[Begin Input]
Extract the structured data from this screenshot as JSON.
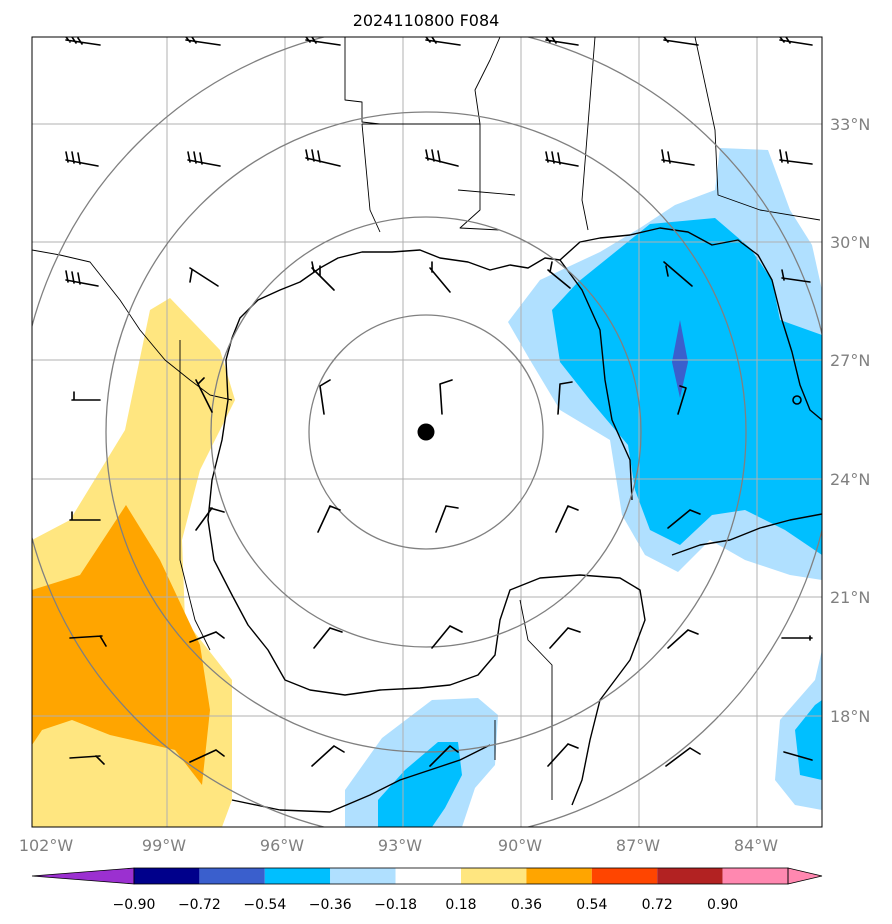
{
  "title": "2024110800 F084",
  "map": {
    "lon_range": [
      -102,
      -82
    ],
    "lat_range": [
      15.5,
      35.5
    ],
    "lon_ticks": [
      "102°W",
      "99°W",
      "96°W",
      "93°W",
      "90°W",
      "87°W",
      "84°W"
    ],
    "lat_ticks": [
      "33°N",
      "30°N",
      "27°N",
      "24°N",
      "21°N",
      "18°N"
    ],
    "grid": true,
    "storm_center": {
      "lon": -92.5,
      "lat": 25.2
    },
    "range_rings_deg": [
      3,
      6,
      9,
      12
    ]
  },
  "colorbar": {
    "tick_labels": [
      "−0.90",
      "−0.72",
      "−0.54",
      "−0.36",
      "−0.18",
      "0.18",
      "0.36",
      "0.54",
      "0.72",
      "0.90"
    ],
    "colors": [
      "#9b30d0",
      "#00008b",
      "#3a5fcd",
      "#00bfff",
      "#b0e0ff",
      "#ffffff",
      "#ffe680",
      "#ffa500",
      "#ff4500",
      "#b22222",
      "#ff88b0"
    ]
  },
  "colors": {
    "pos_light": "#ffe680",
    "pos_mid": "#ffa500",
    "neg_light": "#b0e0ff",
    "neg_mid": "#00bfff",
    "neg_strong": "#3a5fcd",
    "grid": "#b0b0b0",
    "ring": "#808080",
    "coast": "#000000"
  }
}
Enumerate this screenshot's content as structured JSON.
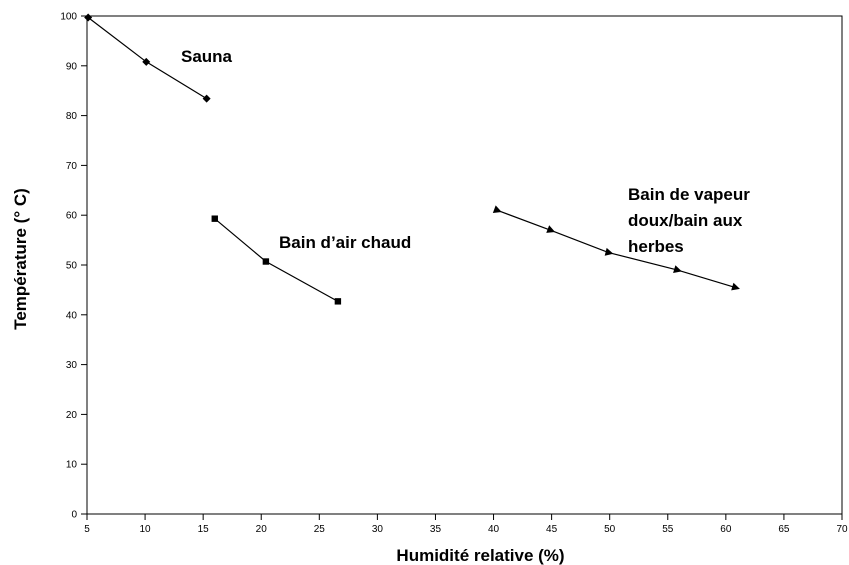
{
  "chart_data": {
    "type": "line",
    "xlabel": "Humidité relative (%)",
    "ylabel": "Température (° C)",
    "xlim": [
      5,
      70
    ],
    "ylim": [
      0,
      100
    ],
    "x_ticks": [
      "5",
      "10",
      "15",
      "20",
      "25",
      "30",
      "35",
      "40",
      "45",
      "50",
      "55",
      "60",
      "65",
      "70"
    ],
    "y_ticks": [
      "0",
      "10",
      "20",
      "30",
      "40",
      "50",
      "60",
      "70",
      "80",
      "90",
      "100"
    ],
    "grid": false,
    "series": [
      {
        "name": "Sauna",
        "marker": "diamond",
        "x": [
          5.1,
          10.1,
          15.3
        ],
        "y": [
          99.7,
          90.8,
          83.4
        ]
      },
      {
        "name": "Bain d’air chaud",
        "marker": "square",
        "x": [
          16,
          20.4,
          26.6
        ],
        "y": [
          59.3,
          50.7,
          42.7
        ]
      },
      {
        "name": "Bain de vapeur doux/bain aux herbes",
        "label_lines": [
          "Bain de vapeur",
          "doux/bain aux",
          "herbes"
        ],
        "marker": "triangle",
        "x": [
          40.3,
          44.9,
          49.9,
          55.8,
          60.8
        ],
        "y": [
          61,
          57,
          52.5,
          49,
          45.5
        ]
      }
    ]
  }
}
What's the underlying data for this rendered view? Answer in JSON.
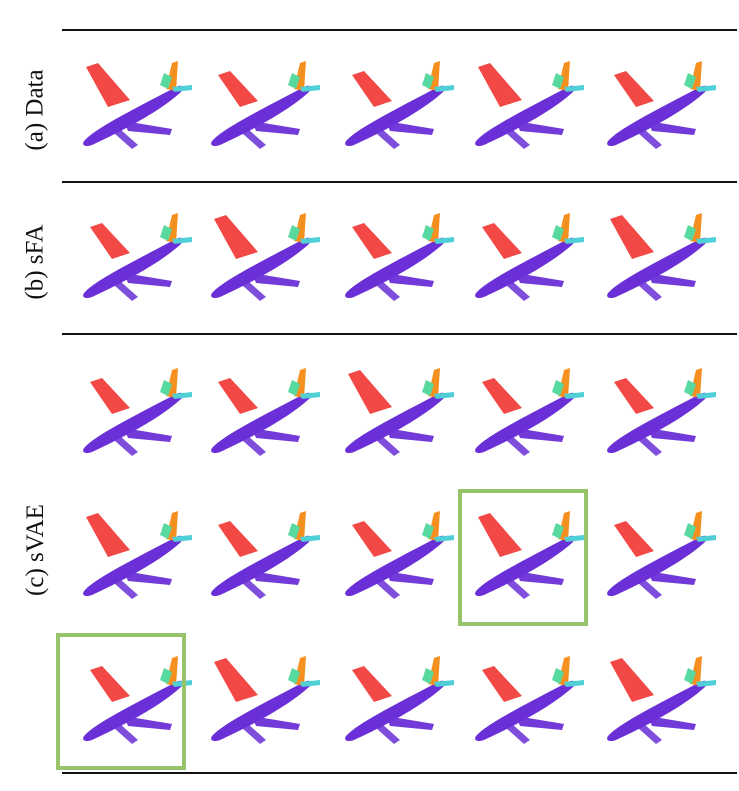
{
  "labels": {
    "data": "(a) Data",
    "sfa": "(b) sFA",
    "svae": "(c) sVAE"
  },
  "colors": {
    "body": "#6a2fd6",
    "wing": "#f23a36",
    "tail": "#f58f1f",
    "stabilizer": "#4fd0d6",
    "fin": "#57d9a0",
    "highlight": "#97c46b"
  },
  "icons": [
    "airplane-point-cloud-icon"
  ],
  "rows": [
    {
      "section": "data",
      "count": 5
    },
    {
      "section": "sfa",
      "count": 5
    },
    {
      "section": "svae",
      "count": 5
    },
    {
      "section": "svae",
      "count": 5
    },
    {
      "section": "svae",
      "count": 5
    }
  ],
  "highlighted": [
    "row-4-col-4",
    "row-5-col-1"
  ]
}
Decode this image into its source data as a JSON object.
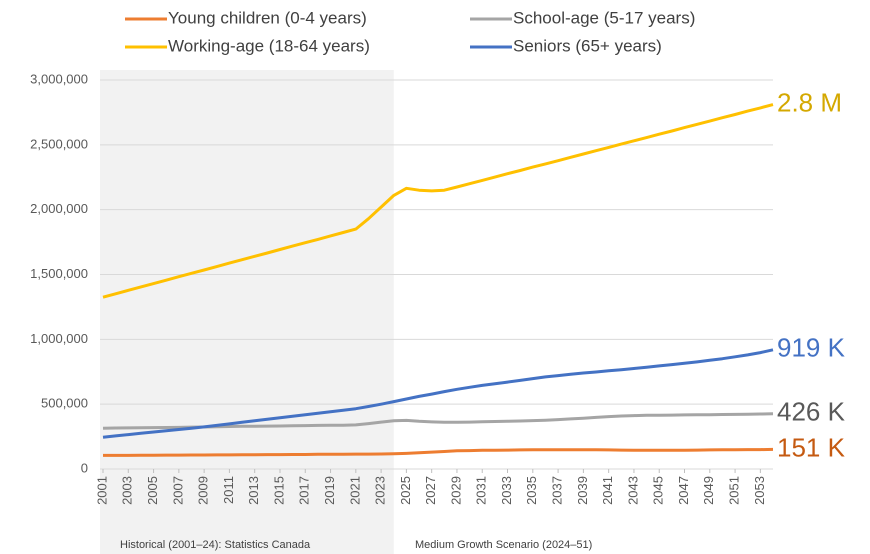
{
  "chart_data": {
    "type": "line",
    "x": [
      2001,
      2002,
      2003,
      2004,
      2005,
      2006,
      2007,
      2008,
      2009,
      2010,
      2011,
      2012,
      2013,
      2014,
      2015,
      2016,
      2017,
      2018,
      2019,
      2020,
      2021,
      2022,
      2023,
      2024,
      2025,
      2026,
      2027,
      2028,
      2029,
      2030,
      2031,
      2032,
      2033,
      2034,
      2035,
      2036,
      2037,
      2038,
      2039,
      2040,
      2041,
      2042,
      2043,
      2044,
      2045,
      2046,
      2047,
      2048,
      2049,
      2050,
      2051,
      2052,
      2053,
      2054
    ],
    "xlim": [
      2001,
      2054
    ],
    "xticks": [
      2001,
      2003,
      2005,
      2007,
      2009,
      2011,
      2013,
      2015,
      2017,
      2019,
      2021,
      2023,
      2025,
      2027,
      2029,
      2031,
      2033,
      2035,
      2037,
      2039,
      2041,
      2043,
      2045,
      2047,
      2049,
      2051,
      2053
    ],
    "ylim": [
      0,
      3000000
    ],
    "yticks": [
      0,
      {
        "value": 500000,
        "label": "500,000"
      },
      {
        "value": 1000000,
        "label": "1,000,000"
      },
      {
        "value": 1500000,
        "label": "1,500,000"
      },
      {
        "value": 2000000,
        "label": "2,000,000"
      },
      {
        "value": 2500000,
        "label": "2,500,000"
      },
      {
        "value": 3000000,
        "label": "3,000,000"
      }
    ],
    "grid": true,
    "legend": "top",
    "shaded_range": [
      2001,
      2024
    ],
    "annotations": [
      "Historical (2001–24): Statistics Canada",
      "Medium Growth Scenario (2024–51)"
    ],
    "series": [
      {
        "name": "Young children (0-4 years)",
        "color": "#ED7D31",
        "label_color": "#C55A11",
        "end_label": "151 K",
        "values": [
          105000,
          105000,
          105000,
          106000,
          106000,
          107000,
          107000,
          108000,
          108000,
          109000,
          109000,
          110000,
          110000,
          111000,
          111000,
          112000,
          112000,
          113000,
          113000,
          114000,
          115000,
          115000,
          116000,
          117000,
          120000,
          125000,
          130000,
          135000,
          140000,
          142000,
          144000,
          145000,
          146000,
          147000,
          148000,
          148000,
          148000,
          148000,
          148000,
          148000,
          147000,
          146000,
          145000,
          145000,
          145000,
          145000,
          145000,
          146000,
          147000,
          148000,
          149000,
          150000,
          150000,
          151000
        ]
      },
      {
        "name": "School-age (5-17 years)",
        "color": "#A5A5A5",
        "label_color": "#595959",
        "end_label": "426 K",
        "values": [
          315000,
          316000,
          317000,
          318000,
          319000,
          320000,
          321000,
          323000,
          324000,
          326000,
          328000,
          329000,
          330000,
          331000,
          332000,
          333000,
          335000,
          336000,
          337000,
          338000,
          340000,
          350000,
          362000,
          372000,
          375000,
          368000,
          363000,
          360000,
          360000,
          362000,
          364000,
          366000,
          368000,
          370000,
          373000,
          376000,
          381000,
          386000,
          392000,
          398000,
          404000,
          409000,
          412000,
          414000,
          415000,
          416000,
          417000,
          418000,
          419000,
          420000,
          421000,
          422000,
          424000,
          426000
        ]
      },
      {
        "name": "Working-age (18-64 years)",
        "color": "#FFC000",
        "label_color": "#D4A800",
        "end_label": "2.8 M",
        "values": [
          1325000,
          1351000,
          1378000,
          1404000,
          1430000,
          1456000,
          1483000,
          1509000,
          1535000,
          1561000,
          1588000,
          1614000,
          1640000,
          1666000,
          1693000,
          1719000,
          1745000,
          1771000,
          1798000,
          1824000,
          1850000,
          1930000,
          2020000,
          2110000,
          2165000,
          2150000,
          2145000,
          2150000,
          2175000,
          2200000,
          2226000,
          2251000,
          2277000,
          2302000,
          2328000,
          2353000,
          2378000,
          2404000,
          2429000,
          2455000,
          2480000,
          2506000,
          2531000,
          2556000,
          2582000,
          2607000,
          2633000,
          2658000,
          2683000,
          2709000,
          2734000,
          2760000,
          2785000,
          2810000
        ]
      },
      {
        "name": "Seniors (65+ years)",
        "color": "#4472C4",
        "label_color": "#4472C4",
        "end_label": "919 K",
        "values": [
          245000,
          255000,
          265000,
          275000,
          285000,
          295000,
          305000,
          315000,
          325000,
          336000,
          348000,
          360000,
          372000,
          384000,
          396000,
          407000,
          418000,
          430000,
          442000,
          453000,
          465000,
          482000,
          500000,
          520000,
          540000,
          560000,
          578000,
          597000,
          615000,
          630000,
          645000,
          657000,
          670000,
          683000,
          697000,
          710000,
          720000,
          730000,
          740000,
          748000,
          757000,
          766000,
          775000,
          785000,
          795000,
          805000,
          815000,
          826000,
          838000,
          851000,
          865000,
          880000,
          898000,
          919000
        ]
      }
    ]
  }
}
[End Input]
Task to carry out
Track down the lines that include the word "screenshot" and copy them.

Response to the task
Extract the structured data from this screenshot as JSON.
Enumerate this screenshot's content as structured JSON.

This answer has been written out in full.